* Directive: Scan the material below for the string "dock", and copy every line where it shows up.
═════ Provided material ═════
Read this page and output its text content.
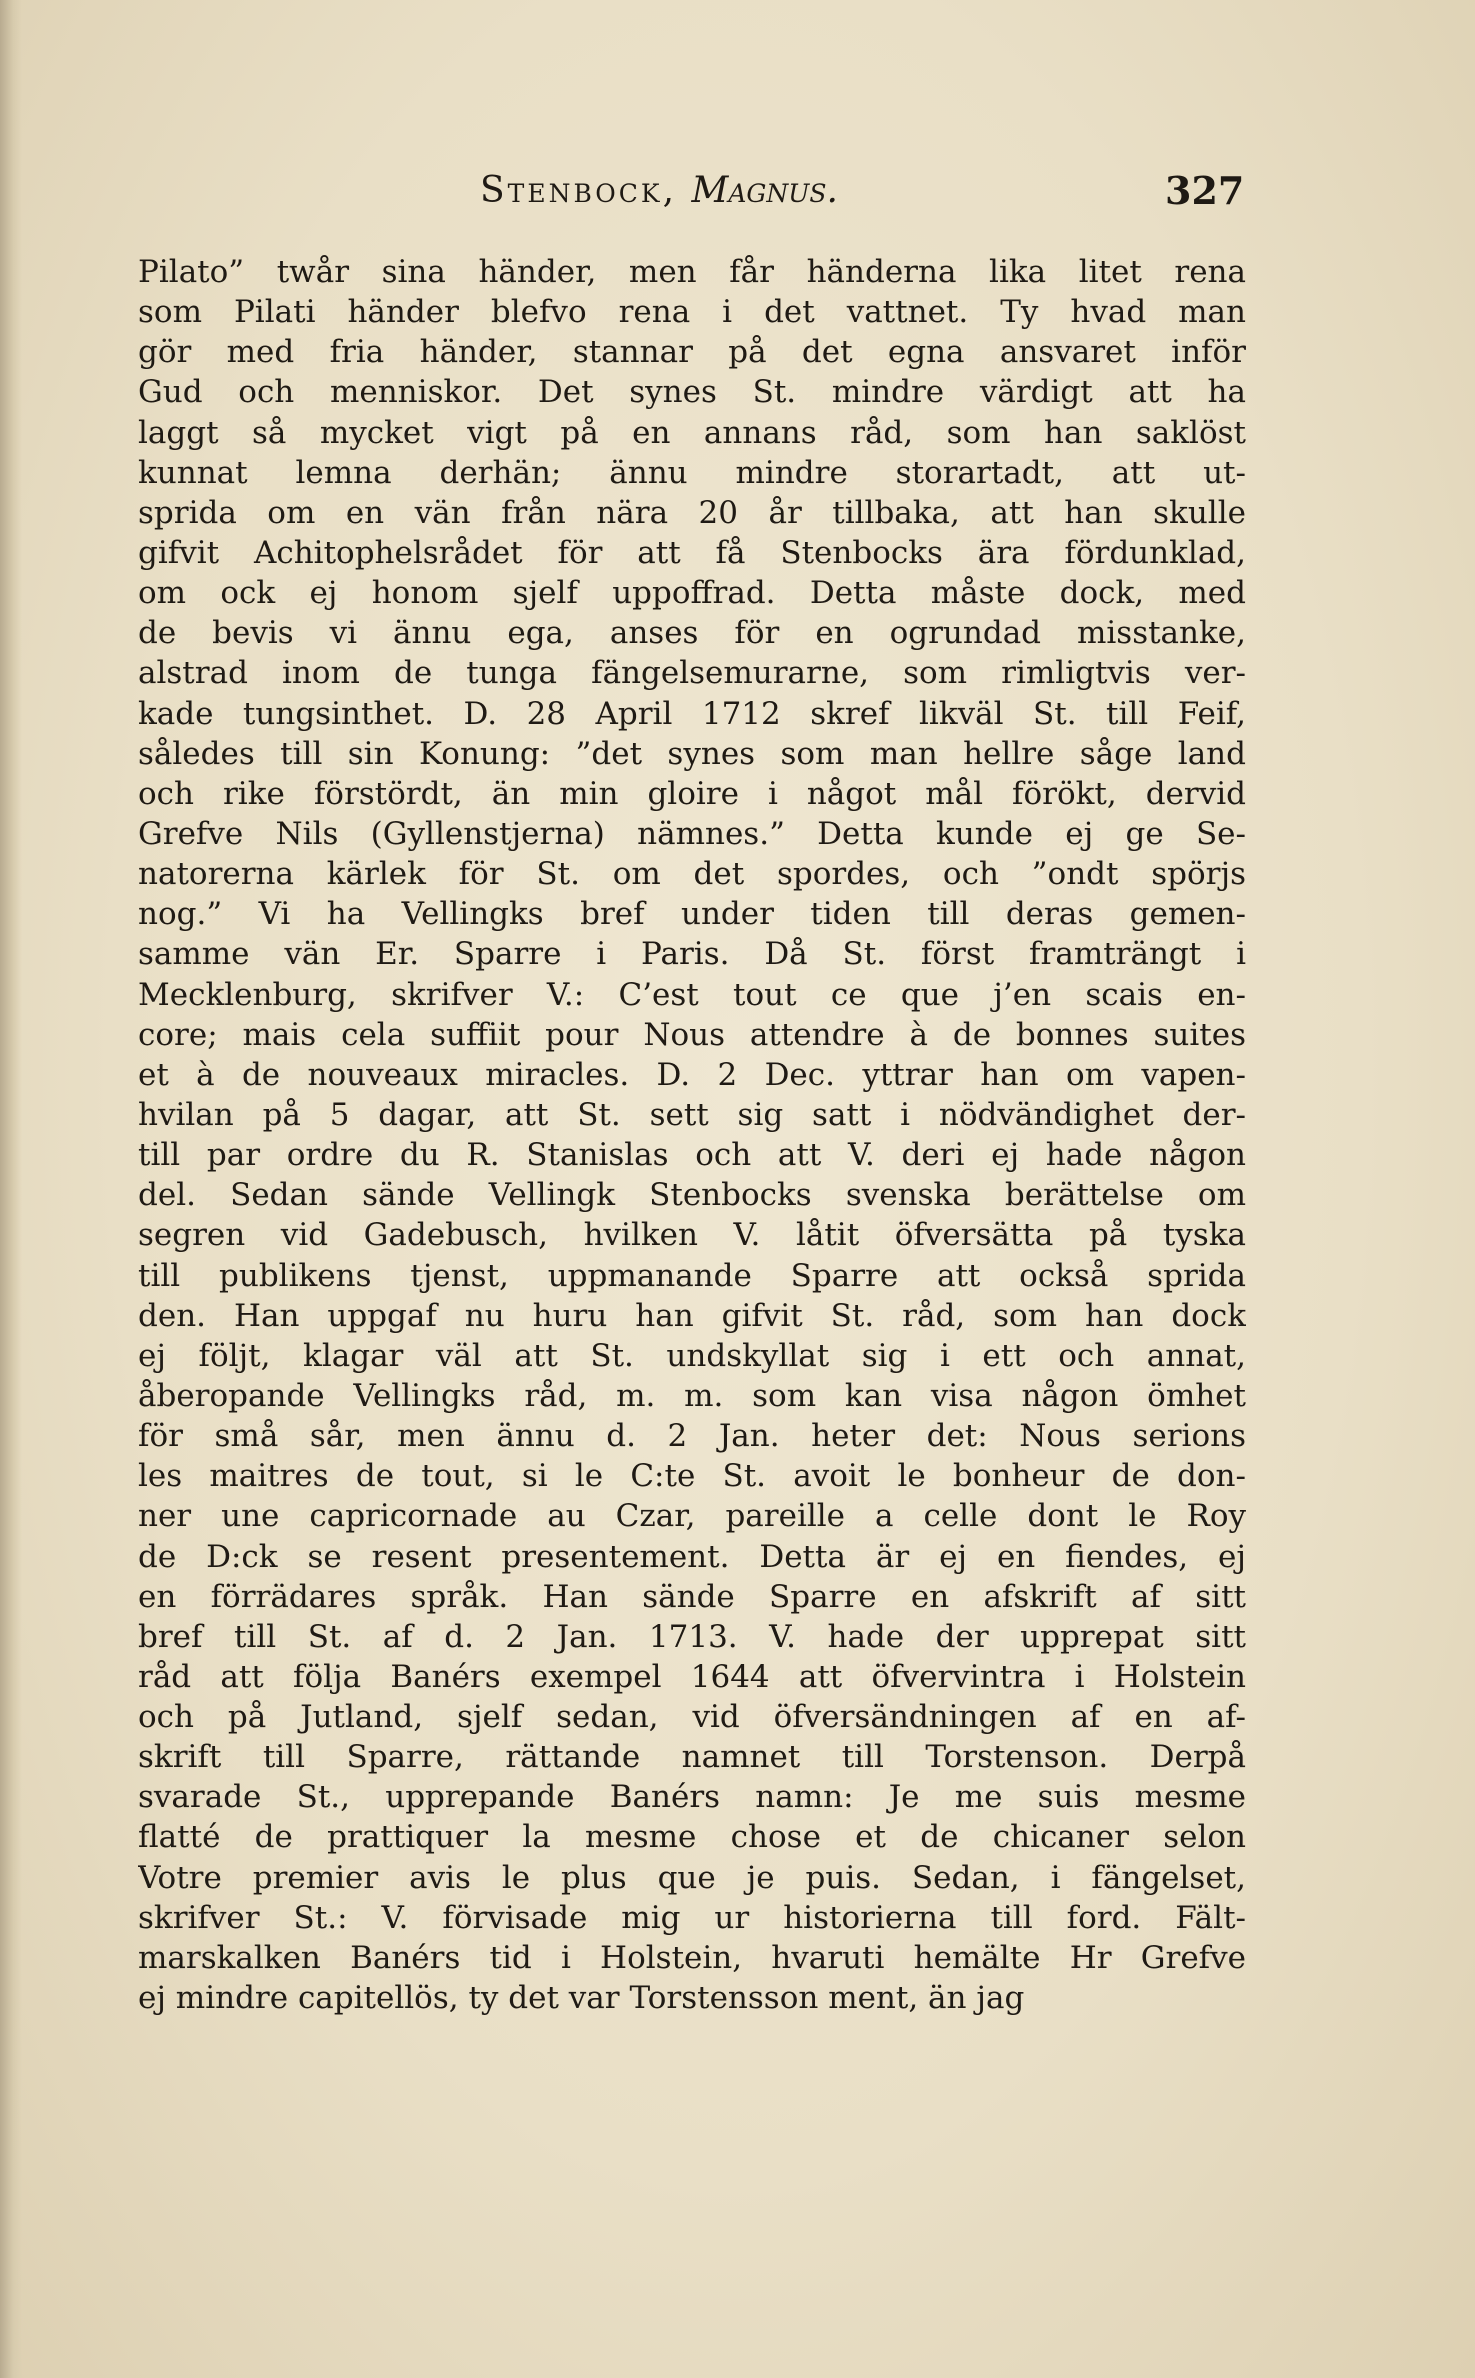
Stenbock, Magnus.	327
Pilato” twår sina händer, men får händerna lika litet rena
som Pilati händer blefvo rena i det vattnet. Ty hvad man
gör med fria händer, stannar på det egna ansvaret inför
Gud och menniskor. Det synes St. mindre värdigt att ha
laggt så mycket vigt på en annans råd, som han saklöst
kunnat lemna derhän; ännu mindre storartadt, att ut-
sprida om en vän från nära 20 år tillbaka, att han skulle
gifvit Achitophelsrådet för att få Stenbocks ära fördunklad,
om ock ej honom sjelf uppoffrad. Detta måste dock, med
de bevis vi ännu ega, anses för en ogrundad misstanke,
alstrad inom de tunga fängelsemurarne, som rimligtvis ver-
kade tungsinthet. D. 28 April 1712 skref likväl St. till Feif,
således till sin Konung: ”det synes som man hellre såge land
och rike förstördt, än min gloire i något mål förökt, dervid
Grefve Nils (Gyllenstjerna) nämnes.” Detta kunde ej ge Se-
natorerna kärlek för St. om det spordes, och ”ondt spörjs
nog.” Vi ha Vellingks bref under tiden till deras gemen-
samme vän Er. Sparre i Paris. Då St. först framträngt i
Mecklenburg, skrifver V.: C’est tout ce que j’en scais en-
core; mais cela suffiit pour Nous attendre à de bonnes suites
et à de nouveaux miracles. D. 2 Dec. yttrar han om vapen-
hvilan på 5 dagar, att St. sett sig satt i nödvändighet der-
till par ordre du R. Stanislas och att V. deri ej hade någon
del. Sedan sände Vellingk Stenbocks svenska berättelse om
segren vid Gadebusch, hvilken V. låtit öfversätta på tyska
till publikens tjenst, uppmanande Sparre att också sprida
den. Han uppgaf nu huru han gifvit St. råd, som han dock
ej följt, klagar väl att St. undskyllat sig i ett och annat,
åberopande Vellingks råd, m. m. som kan visa någon ömhet
för små sår, men ännu d. 2 Jan. heter det: Nous serions
les maitres de tout, si le C:te St. avoit le bonheur de don-
ner une capricornade au Czar, pareille a celle dont le Roy
de D:ck se resent presentement. Detta är ej en fiendes, ej
en förrädares språk. Han sände Sparre en afskrift af sitt
bref till St. af d. 2 Jan. 1713. V. hade der upprepat sitt
råd att följa Banérs exempel 1644 att öfvervintra i Holstein
och på Jutland, sjelf sedan, vid öfversändningen af en af-
skrift till Sparre, rättande namnet till Torstenson. Derpå
svarade St., upprepande Banérs namn: Je me suis mesme
flatté de prattiquer la mesme chose et de chicaner selon
Votre premier avis le plus que je puis. Sedan, i fängelset,
skrifver St.: V. förvisade mig ur historierna till ford. Fält-
marskalken Banérs tid i Holstein, hvaruti hemälte Hr Grefve
ej mindre capitellös, ty det var Torstensson ment, än jag
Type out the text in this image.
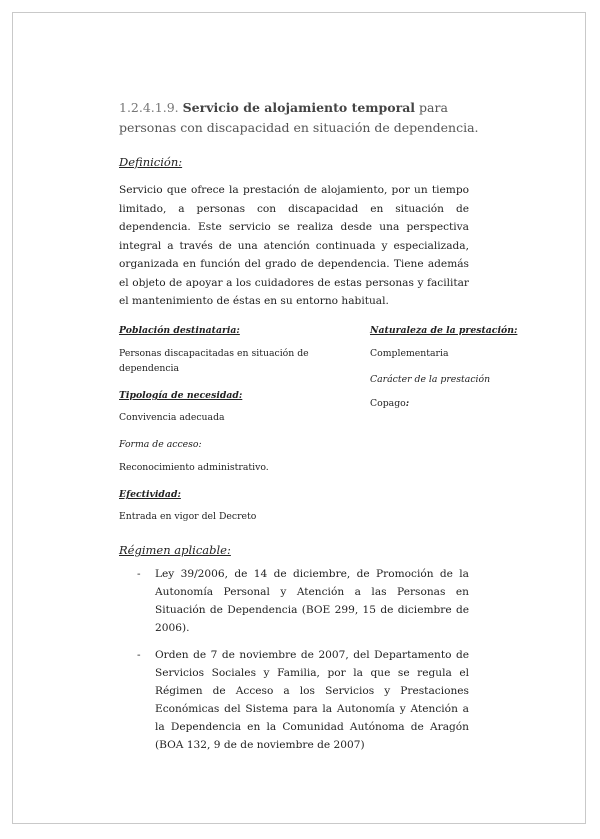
1.2.4.1.9. Servicio de alojamiento temporal para personas con discapacidad en situación de dependencia.
Definición:
Servicio que ofrece la prestación de alojamiento, por un tiempo limitado, a personas con discapacidad en situación de dependencia. Este servicio se realiza desde una perspectiva integral a través de una atención continuada y especializada, organizada en función del grado de dependencia. Tiene además el objeto de apoyar a los cuidadores de estas personas y facilitar el mantenimiento de éstas en su entorno habitual.
Población destinataria:
Personas discapacitadas en situación de dependencia
Tipología de necesidad:
Convivencia adecuada
Forma de acceso:
Reconocimiento administrativo.
Efectividad:
Entrada en vigor del Decreto
Naturaleza de la prestación:
Complementaria
Carácter de la prestación
Copago:
Régimen aplicable:
- Ley 39/2006, de 14 de diciembre, de Promoción de la Autonomía Personal y Atención a las Personas en Situación de Dependencia (BOE 299, 15 de diciembre de 2006).
- Orden de 7 de noviembre de 2007, del Departamento de Servicios Sociales y Familia, por la que se regula el Régimen de Acceso a los Servicios y Prestaciones Económicas del Sistema para la Autonomía y Atención a la Dependencia en la Comunidad Autónoma de Aragón (BOA 132, 9 de de noviembre de 2007)
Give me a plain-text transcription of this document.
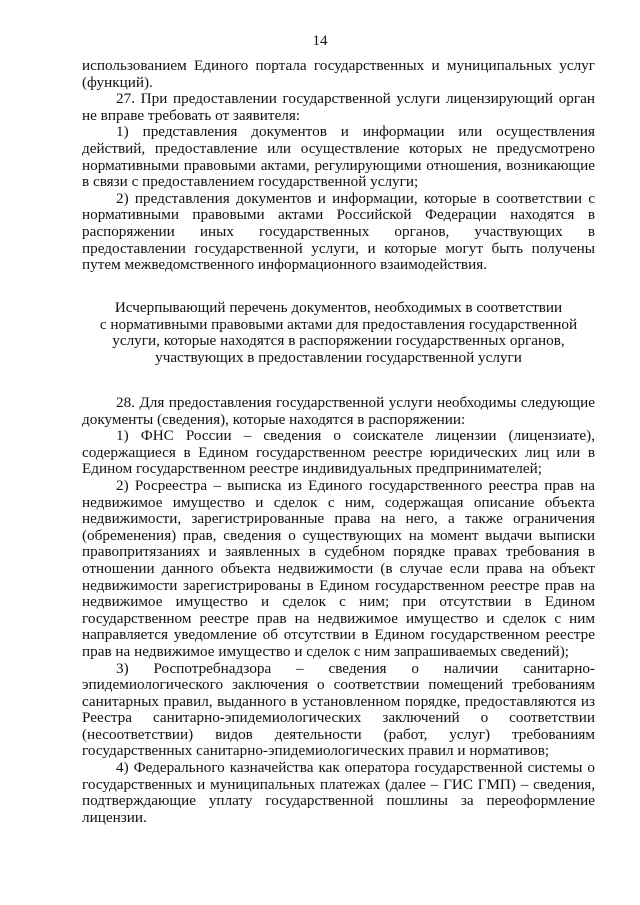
14

использованием Единого портала государственных и муниципальных услуг (функций).

27. При предоставлении государственной услуги лицензирующий орган не вправе требовать от заявителя:

1) представления документов и информации или осуществления действий, предоставление или осуществление которых не предусмотрено нормативными правовыми актами, регулирующими отношения, возникающие в связи с предоставлением государственной услуги;

2) представления документов и информации, которые в соответствии с нормативными правовыми актами Российской Федерации находятся в распоряжении иных государственных органов, участвующих в предоставлении государственной услуги, и которые могут быть получены путем межведомственного информационного взаимодействия.

Исчерпывающий перечень документов, необходимых в соответствии
с нормативными правовыми актами для предоставления государственной
услуги, которые находятся в распоряжении государственных органов,
участвующих в предоставлении государственной услуги

28. Для предоставления государственной услуги необходимы следующие документы (сведения), которые находятся в распоряжении:

1) ФНС России – сведения о соискателе лицензии (лицензиате), содержащиеся в Едином государственном реестре юридических лиц или в Едином государственном реестре индивидуальных предпринимателей;

2) Росреестра – выписка из Единого государственного реестра прав на недвижимое имущество и сделок с ним, содержащая описание объекта недвижимости, зарегистрированные права на него, а также ограничения (обременения) прав, сведения о существующих на момент выдачи выписки правопритязаниях и заявленных в судебном порядке правах требования в отношении данного объекта недвижимости (в случае если права на объект недвижимости зарегистрированы в Едином государственном реестре прав на недвижимое имущество и сделок с ним; при отсутствии в Едином государственном реестре прав на недвижимое имущество и сделок с ним направляется уведомление об отсутствии в Едином государственном реестре прав на недвижимое имущество и сделок с ним запрашиваемых сведений);

3) Роспотребнадзора – сведения о наличии санитарно-эпидемиологического заключения о соответствии помещений требованиям санитарных правил, выданного в установленном порядке, предоставляются из Реестра санитарно-эпидемиологических заключений о соответствии (несоответствии) видов деятельности (работ, услуг) требованиям государственных санитарно-эпидемиологических правил и нормативов;

4) Федерального казначейства как оператора государственной системы о государственных и муниципальных платежах (далее – ГИС ГМП) – сведения, подтверждающие уплату государственной пошлины за переоформление лицензии.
═════
* Result for this exercise:
om ock ej honom sjelf uppoffrad. Detta måste dock, med
den. Han uppgaf nu huru han gifvit St. råd, som han dock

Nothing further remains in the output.